Check every line of the entries that follow, and copy the ones containing "Tarot".

RECORD EXCERPTS:

★ ★ ★ ★

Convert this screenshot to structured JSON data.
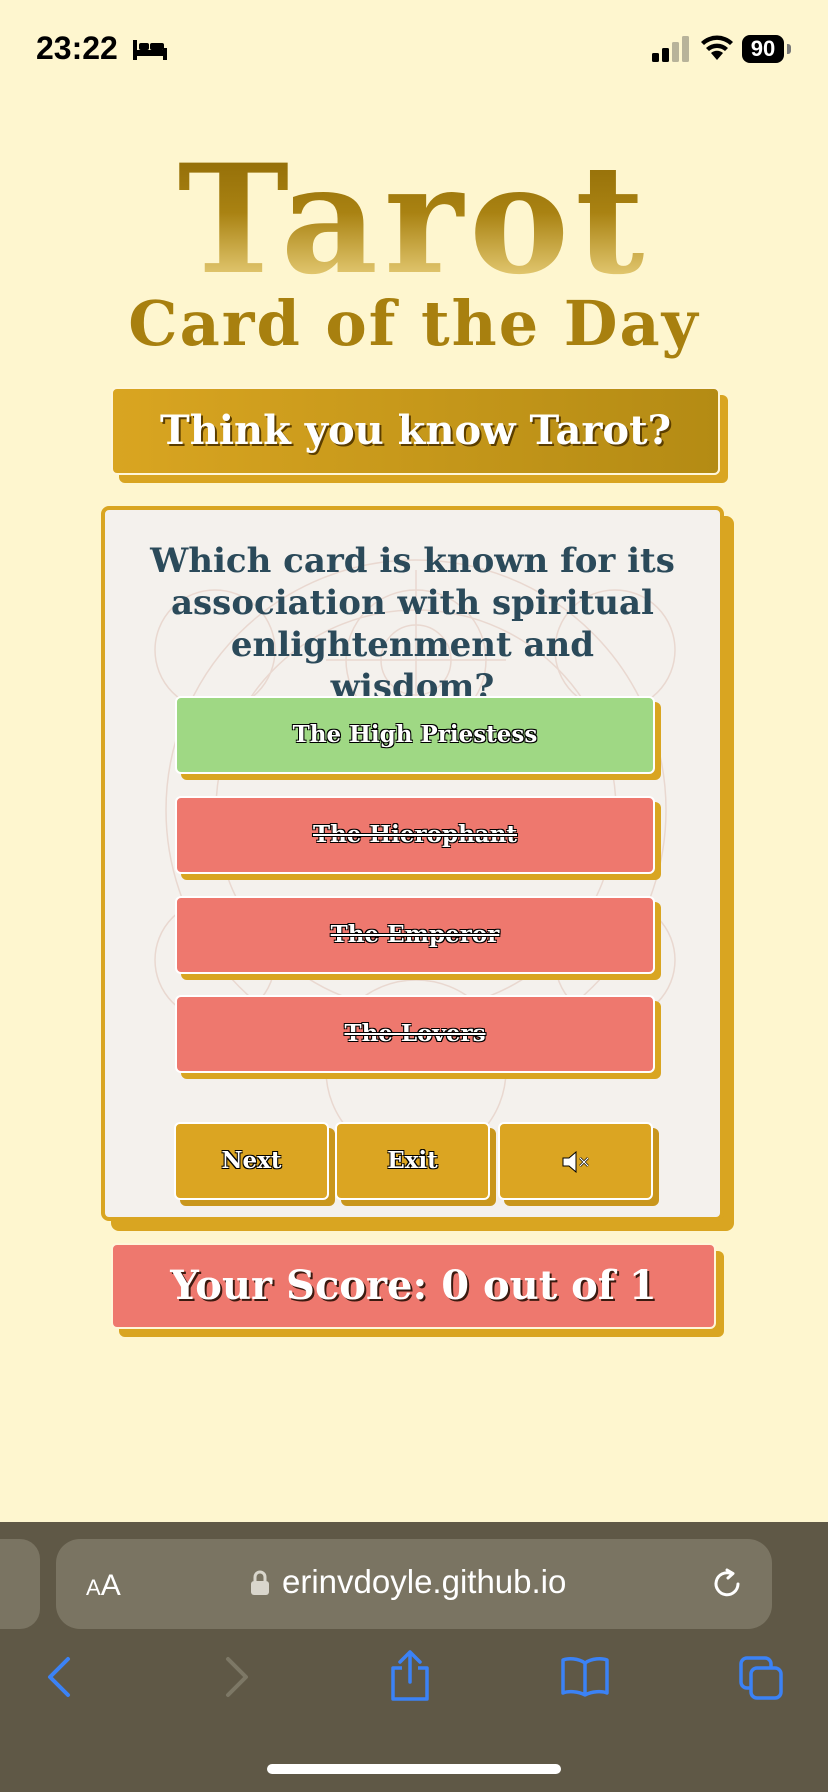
{
  "status_bar": {
    "time": "23:22",
    "battery": "90"
  },
  "title": {
    "main": "Tarot",
    "sub": "Card of the Day"
  },
  "banner": {
    "text": "Think you know Tarot?"
  },
  "quiz": {
    "question": "Which card is known for its association with spiritual enlightenment and wisdom?",
    "answers": [
      {
        "label": "The High Priestess",
        "state": "correct"
      },
      {
        "label": "The Hierophant",
        "state": "wrong"
      },
      {
        "label": "The Emperor",
        "state": "wrong"
      },
      {
        "label": "The Lovers",
        "state": "wrong"
      }
    ],
    "controls": {
      "next": "Next",
      "exit": "Exit",
      "mute_icon": "speaker-muted-icon"
    }
  },
  "score": {
    "text": "Your Score: 0 out of 1"
  },
  "browser": {
    "aa_small": "A",
    "aa_large": "A",
    "url": "erinvdoyle.github.io"
  },
  "colors": {
    "background": "#fef6cf",
    "gold": "#d9a521",
    "correct": "#9fd884",
    "wrong": "#ee786e",
    "question_text": "#2b4a5a"
  }
}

★ ★ ★ ★

FINISHED EXERCISE:
    "main": "Tarot",
    "text": "Think you know Tarot?"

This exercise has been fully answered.